Your task >>
Gather the lines from the material that contain "image".

+ + +

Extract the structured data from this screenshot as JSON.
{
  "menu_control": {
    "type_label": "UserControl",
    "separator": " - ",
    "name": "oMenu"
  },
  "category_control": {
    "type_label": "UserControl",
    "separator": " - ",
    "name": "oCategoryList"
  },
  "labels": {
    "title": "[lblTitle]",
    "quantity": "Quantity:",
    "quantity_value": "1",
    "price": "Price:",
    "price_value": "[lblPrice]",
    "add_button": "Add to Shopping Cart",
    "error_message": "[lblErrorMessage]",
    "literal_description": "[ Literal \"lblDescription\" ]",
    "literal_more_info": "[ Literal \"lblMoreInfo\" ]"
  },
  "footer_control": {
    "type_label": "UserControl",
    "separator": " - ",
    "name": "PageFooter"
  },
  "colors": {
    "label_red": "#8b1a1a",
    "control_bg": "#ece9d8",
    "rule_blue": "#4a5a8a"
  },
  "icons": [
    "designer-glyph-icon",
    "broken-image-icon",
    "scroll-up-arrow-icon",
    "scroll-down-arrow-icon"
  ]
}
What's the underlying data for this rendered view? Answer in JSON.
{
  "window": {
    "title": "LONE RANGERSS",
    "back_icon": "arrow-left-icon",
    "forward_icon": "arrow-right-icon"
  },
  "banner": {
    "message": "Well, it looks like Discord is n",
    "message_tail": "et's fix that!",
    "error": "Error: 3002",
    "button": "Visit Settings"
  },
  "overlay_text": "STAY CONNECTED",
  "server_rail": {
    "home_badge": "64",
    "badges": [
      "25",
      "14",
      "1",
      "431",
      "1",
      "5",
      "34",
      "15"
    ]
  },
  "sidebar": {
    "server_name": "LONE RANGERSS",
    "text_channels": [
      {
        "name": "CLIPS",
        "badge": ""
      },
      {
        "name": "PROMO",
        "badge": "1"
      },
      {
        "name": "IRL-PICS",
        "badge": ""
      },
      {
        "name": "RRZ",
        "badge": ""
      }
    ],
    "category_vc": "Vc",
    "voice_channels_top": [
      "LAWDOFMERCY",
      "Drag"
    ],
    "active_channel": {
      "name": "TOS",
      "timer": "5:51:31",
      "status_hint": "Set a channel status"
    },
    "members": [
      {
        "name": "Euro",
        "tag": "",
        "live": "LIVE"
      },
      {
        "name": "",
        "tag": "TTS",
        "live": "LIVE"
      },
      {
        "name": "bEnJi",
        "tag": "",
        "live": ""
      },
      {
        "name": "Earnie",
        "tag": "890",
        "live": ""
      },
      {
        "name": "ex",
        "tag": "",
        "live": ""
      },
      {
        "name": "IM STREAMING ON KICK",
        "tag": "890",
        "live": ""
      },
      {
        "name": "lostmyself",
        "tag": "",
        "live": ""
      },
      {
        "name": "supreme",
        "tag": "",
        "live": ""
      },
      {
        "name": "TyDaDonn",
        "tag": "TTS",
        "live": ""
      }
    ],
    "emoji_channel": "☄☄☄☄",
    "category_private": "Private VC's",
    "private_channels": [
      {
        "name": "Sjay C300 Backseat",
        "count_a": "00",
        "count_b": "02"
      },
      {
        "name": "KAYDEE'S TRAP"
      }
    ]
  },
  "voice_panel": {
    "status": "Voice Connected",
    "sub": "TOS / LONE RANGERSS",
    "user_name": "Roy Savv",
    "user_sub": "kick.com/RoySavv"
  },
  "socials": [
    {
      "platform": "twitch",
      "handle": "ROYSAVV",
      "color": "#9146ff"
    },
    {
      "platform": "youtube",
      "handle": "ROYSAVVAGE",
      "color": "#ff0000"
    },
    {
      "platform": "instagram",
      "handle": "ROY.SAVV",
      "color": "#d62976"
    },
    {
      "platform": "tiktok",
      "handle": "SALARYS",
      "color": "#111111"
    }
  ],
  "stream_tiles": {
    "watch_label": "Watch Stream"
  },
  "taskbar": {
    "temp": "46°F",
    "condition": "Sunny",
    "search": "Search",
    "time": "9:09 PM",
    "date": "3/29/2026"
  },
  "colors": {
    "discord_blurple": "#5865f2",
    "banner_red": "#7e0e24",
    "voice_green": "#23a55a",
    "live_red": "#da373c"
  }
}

+ + +

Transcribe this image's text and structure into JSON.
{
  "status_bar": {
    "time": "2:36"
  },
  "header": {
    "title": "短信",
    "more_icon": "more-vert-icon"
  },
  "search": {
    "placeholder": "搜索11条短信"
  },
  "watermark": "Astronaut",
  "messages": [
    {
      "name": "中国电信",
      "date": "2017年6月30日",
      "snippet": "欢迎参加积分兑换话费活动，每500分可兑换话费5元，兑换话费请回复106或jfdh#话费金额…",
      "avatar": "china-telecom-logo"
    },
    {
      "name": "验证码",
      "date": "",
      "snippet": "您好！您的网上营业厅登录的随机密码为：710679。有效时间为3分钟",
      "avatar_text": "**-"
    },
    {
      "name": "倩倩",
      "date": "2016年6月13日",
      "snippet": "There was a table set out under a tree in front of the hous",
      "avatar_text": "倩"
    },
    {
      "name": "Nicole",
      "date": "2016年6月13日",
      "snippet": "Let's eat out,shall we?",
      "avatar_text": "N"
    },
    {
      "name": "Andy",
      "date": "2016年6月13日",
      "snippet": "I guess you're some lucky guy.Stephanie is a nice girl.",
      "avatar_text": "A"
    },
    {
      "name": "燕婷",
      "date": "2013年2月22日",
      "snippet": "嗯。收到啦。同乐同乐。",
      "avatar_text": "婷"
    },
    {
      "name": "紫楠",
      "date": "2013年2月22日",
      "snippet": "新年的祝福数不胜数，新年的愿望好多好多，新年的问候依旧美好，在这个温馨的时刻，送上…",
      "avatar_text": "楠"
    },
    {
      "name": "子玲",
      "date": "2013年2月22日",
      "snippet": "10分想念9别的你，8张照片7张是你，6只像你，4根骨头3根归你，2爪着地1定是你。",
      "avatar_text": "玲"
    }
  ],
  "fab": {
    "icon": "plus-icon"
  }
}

+ + +

Task response >>
    "broken-image-icon",
Transcribe this image's text and structure into JSON.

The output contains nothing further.